### Materials provided
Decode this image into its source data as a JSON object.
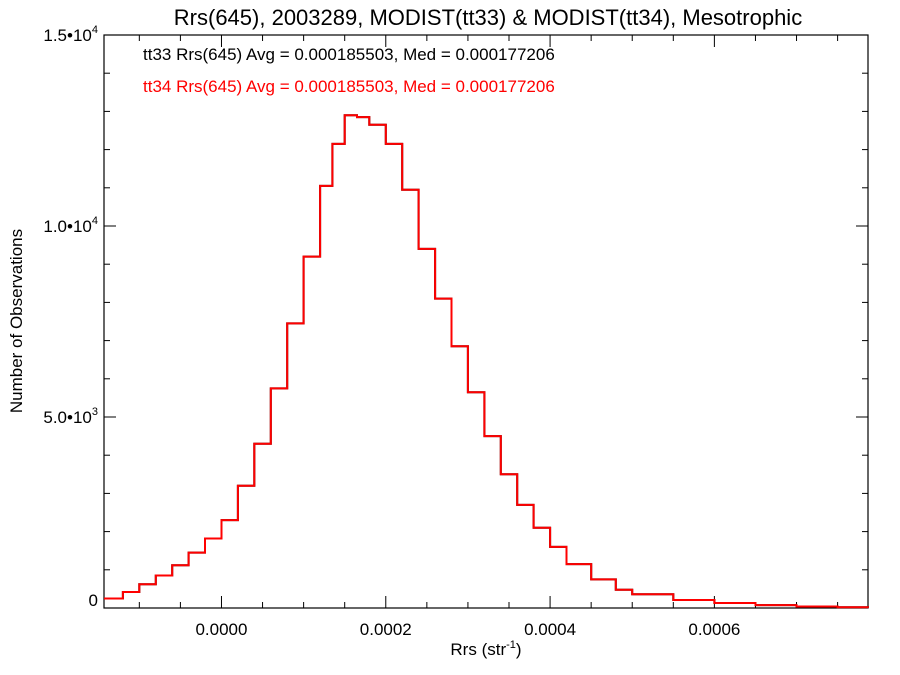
{
  "chart_data": {
    "type": "line",
    "title": "Rrs(645), 2003289, MODIST(tt33) & MODIST(tt34), Mesotrophic",
    "xlabel": {
      "base": "Rrs (str",
      "sup": "-1",
      "end": ")"
    },
    "ylabel": "Number of Observations",
    "xlim": [
      -0.000143,
      0.000787
    ],
    "ylim": [
      0,
      15000
    ],
    "x_ticks": [
      {
        "value": 0.0,
        "label": "0.0000"
      },
      {
        "value": 0.0002,
        "label": "0.0002"
      },
      {
        "value": 0.0004,
        "label": "0.0004"
      },
      {
        "value": 0.0006,
        "label": "0.0006"
      }
    ],
    "x_minor_step": 5e-05,
    "y_ticks": [
      {
        "value": 0,
        "base": "0",
        "sup": ""
      },
      {
        "value": 5000,
        "base": "5.0•10",
        "sup": "3"
      },
      {
        "value": 10000,
        "base": "1.0•10",
        "sup": "4"
      },
      {
        "value": 15000,
        "base": "1.5•10",
        "sup": "4"
      }
    ],
    "y_minor_step": 1000,
    "annotations": [
      {
        "text": "tt33 Rrs(645) Avg = 0.000185503, Med = 0.000177206",
        "color": "#000000"
      },
      {
        "text": "tt34 Rrs(645) Avg = 0.000185503, Med = 0.000177206",
        "color": "#ff0000"
      }
    ],
    "series": [
      {
        "color": "#000000",
        "width": 2,
        "draw_style": "step",
        "x": [
          -0.000143,
          -0.00012,
          -0.0001,
          -8e-05,
          -6e-05,
          -4e-05,
          -2e-05,
          0.0,
          2e-05,
          4e-05,
          6e-05,
          8e-05,
          0.0001,
          0.00012,
          0.000135,
          0.00015,
          0.000165,
          0.00018,
          0.0002,
          0.00022,
          0.00024,
          0.00026,
          0.00028,
          0.0003,
          0.00032,
          0.00034,
          0.00036,
          0.00038,
          0.0004,
          0.00042,
          0.00045,
          0.00048,
          0.0005,
          0.00055,
          0.0006,
          0.00065,
          0.0007,
          0.00075,
          0.000787
        ],
        "values": [
          250,
          420,
          620,
          850,
          1120,
          1450,
          1820,
          2300,
          3200,
          4300,
          5750,
          7450,
          9200,
          11050,
          12150,
          12900,
          12850,
          12650,
          12150,
          10950,
          9400,
          8100,
          6850,
          5650,
          4500,
          3500,
          2700,
          2100,
          1600,
          1150,
          750,
          480,
          360,
          210,
          130,
          75,
          40,
          18,
          8
        ]
      },
      {
        "color": "#ff0000",
        "width": 2,
        "draw_style": "step",
        "x": [
          -0.000143,
          -0.00012,
          -0.0001,
          -8e-05,
          -6e-05,
          -4e-05,
          -2e-05,
          0.0,
          2e-05,
          4e-05,
          6e-05,
          8e-05,
          0.0001,
          0.00012,
          0.000135,
          0.00015,
          0.000165,
          0.00018,
          0.0002,
          0.00022,
          0.00024,
          0.00026,
          0.00028,
          0.0003,
          0.00032,
          0.00034,
          0.00036,
          0.00038,
          0.0004,
          0.00042,
          0.00045,
          0.00048,
          0.0005,
          0.00055,
          0.0006,
          0.00065,
          0.0007,
          0.00075,
          0.000787
        ],
        "values": [
          250,
          420,
          620,
          850,
          1120,
          1450,
          1820,
          2300,
          3200,
          4300,
          5750,
          7450,
          9200,
          11050,
          12150,
          12900,
          12850,
          12650,
          12150,
          10950,
          9400,
          8100,
          6850,
          5650,
          4500,
          3500,
          2700,
          2100,
          1600,
          1150,
          750,
          480,
          360,
          210,
          130,
          75,
          40,
          18,
          8
        ]
      }
    ],
    "grid": false,
    "legend": "none"
  }
}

### What the task asks
Every entry should be returned exactly as written, minus the pictures.

### Correct result
Decode this image into its source data as a JSON object.
{
  "chart_data": {
    "type": "line",
    "title": "Rrs(645), 2003289, MODIST(tt33) & MODIST(tt34), Mesotrophic",
    "xlabel": {
      "base": "Rrs (str",
      "sup": "-1",
      "end": ")"
    },
    "ylabel": "Number of Observations",
    "xlim": [
      -0.000143,
      0.000787
    ],
    "ylim": [
      0,
      15000
    ],
    "x_ticks": [
      {
        "value": 0.0,
        "label": "0.0000"
      },
      {
        "value": 0.0002,
        "label": "0.0002"
      },
      {
        "value": 0.0004,
        "label": "0.0004"
      },
      {
        "value": 0.0006,
        "label": "0.0006"
      }
    ],
    "x_minor_step": 5e-05,
    "y_ticks": [
      {
        "value": 0,
        "base": "0",
        "sup": ""
      },
      {
        "value": 5000,
        "base": "5.0•10",
        "sup": "3"
      },
      {
        "value": 10000,
        "base": "1.0•10",
        "sup": "4"
      },
      {
        "value": 15000,
        "base": "1.5•10",
        "sup": "4"
      }
    ],
    "y_minor_step": 1000,
    "annotations": [
      {
        "text": "tt33 Rrs(645) Avg = 0.000185503, Med = 0.000177206",
        "color": "#000000"
      },
      {
        "text": "tt34 Rrs(645) Avg = 0.000185503, Med = 0.000177206",
        "color": "#ff0000"
      }
    ],
    "series": [
      {
        "color": "#000000",
        "width": 2,
        "draw_style": "step",
        "x": [
          -0.000143,
          -0.00012,
          -0.0001,
          -8e-05,
          -6e-05,
          -4e-05,
          -2e-05,
          0.0,
          2e-05,
          4e-05,
          6e-05,
          8e-05,
          0.0001,
          0.00012,
          0.000135,
          0.00015,
          0.000165,
          0.00018,
          0.0002,
          0.00022,
          0.00024,
          0.00026,
          0.00028,
          0.0003,
          0.00032,
          0.00034,
          0.00036,
          0.00038,
          0.0004,
          0.00042,
          0.00045,
          0.00048,
          0.0005,
          0.00055,
          0.0006,
          0.00065,
          0.0007,
          0.00075,
          0.000787
        ],
        "values": [
          250,
          420,
          620,
          850,
          1120,
          1450,
          1820,
          2300,
          3200,
          4300,
          5750,
          7450,
          9200,
          11050,
          12150,
          12900,
          12850,
          12650,
          12150,
          10950,
          9400,
          8100,
          6850,
          5650,
          4500,
          3500,
          2700,
          2100,
          1600,
          1150,
          750,
          480,
          360,
          210,
          130,
          75,
          40,
          18,
          8
        ]
      },
      {
        "color": "#ff0000",
        "width": 2,
        "draw_style": "step",
        "x": [
          -0.000143,
          -0.00012,
          -0.0001,
          -8e-05,
          -6e-05,
          -4e-05,
          -2e-05,
          0.0,
          2e-05,
          4e-05,
          6e-05,
          8e-05,
          0.0001,
          0.00012,
          0.000135,
          0.00015,
          0.000165,
          0.00018,
          0.0002,
          0.00022,
          0.00024,
          0.00026,
          0.00028,
          0.0003,
          0.00032,
          0.00034,
          0.00036,
          0.00038,
          0.0004,
          0.00042,
          0.00045,
          0.00048,
          0.0005,
          0.00055,
          0.0006,
          0.00065,
          0.0007,
          0.00075,
          0.000787
        ],
        "values": [
          250,
          420,
          620,
          850,
          1120,
          1450,
          1820,
          2300,
          3200,
          4300,
          5750,
          7450,
          9200,
          11050,
          12150,
          12900,
          12850,
          12650,
          12150,
          10950,
          9400,
          8100,
          6850,
          5650,
          4500,
          3500,
          2700,
          2100,
          1600,
          1150,
          750,
          480,
          360,
          210,
          130,
          75,
          40,
          18,
          8
        ]
      }
    ],
    "grid": false,
    "legend": "none"
  }
}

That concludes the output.